Alıntı Metin:
%%

Dünyada tek erkek kalsa!
Her gün kadına yönelik şiddet haberleriyle uyanıyoruz. Bir kadın olarak hemcinslerimin zaman zaman erkeksiz bir dünya hayal ettiğine şahit olmuşumdur. Şiddet, kavga, iktidar... Bunlar hep erkeğe atfedilir ve erkeğin olmadığı bir dünyada bu kavramların da olmayacağı savunulur. Biz anayızdır, merhametliyizdir, affediciyizdir... İktidarla, kavgayla bir işimiz olmaz! Kadınların duygularını, iç sesini pek çok kadından daha iyi analiz ederek yazılarına yansıtan yazar arkadaşım (Pazar ilavemizin de köşe yazarı) Hakan Urgancı'nın son kitabı Oksitosin hep hayalini kurduğumuz erkeksiz dünyayı anlatıyor. Kadınlar, dünyadan arta kalanları ele geçirmiş. Arta kalanlar diyorum çünkü uzak bir gelecekte geçen öykü, gezegenimizin yaklaşmakta olduğu çevresel felakete de değiniyor.

%%

Yapılacak İş:
Lütfen alıntı metne göre yazarın, kadınların ele geçirdiği şeyi neden "dünyadan arta kalanlar" diye adlandırdığını bir ila üç cümleyle açıklayın. Aşağıdaki liste bu metinden bağımsız, ayrı bir malzemedir.

Veri Bloğu:
%%

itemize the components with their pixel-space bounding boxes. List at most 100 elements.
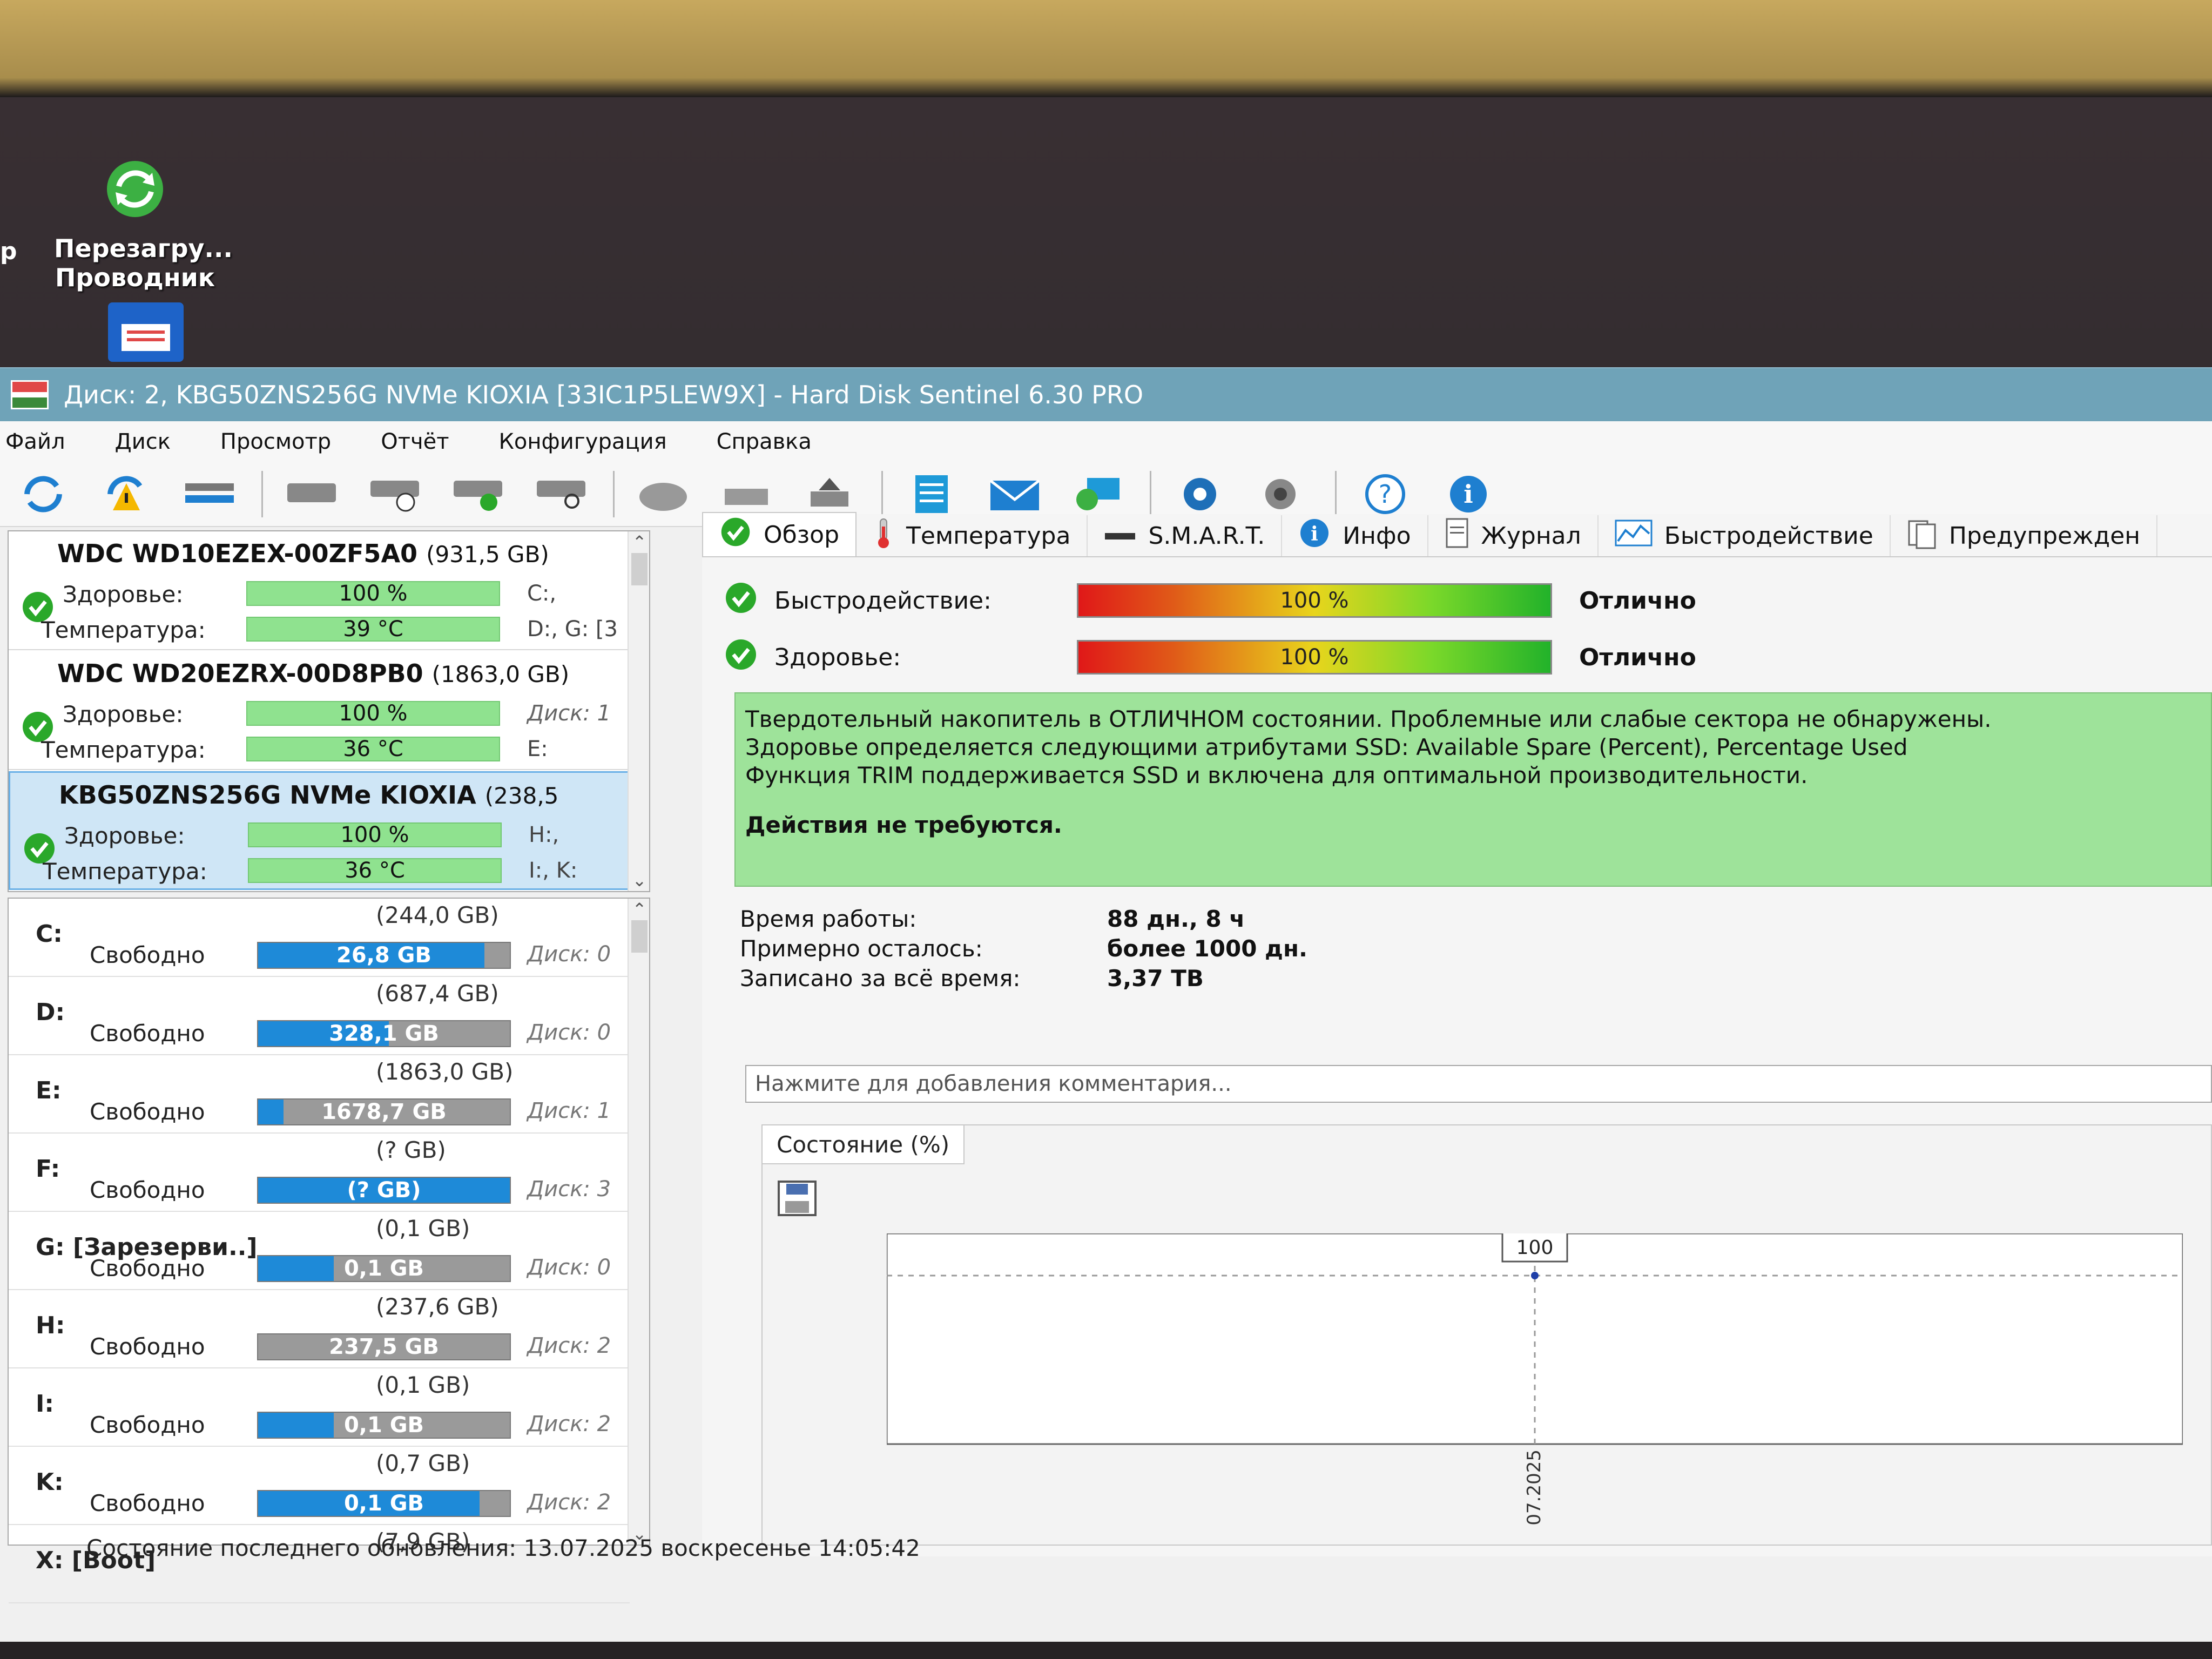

%%

Cevap:
Yazar bu ifadeyi, Oksitosin'deki öykünün uzak bir gelecekte geçmesi nedeniyle kullanıyor. Öykü, gezegenimizin yaklaşmakta olduğu çevresel felakete de değiniyor.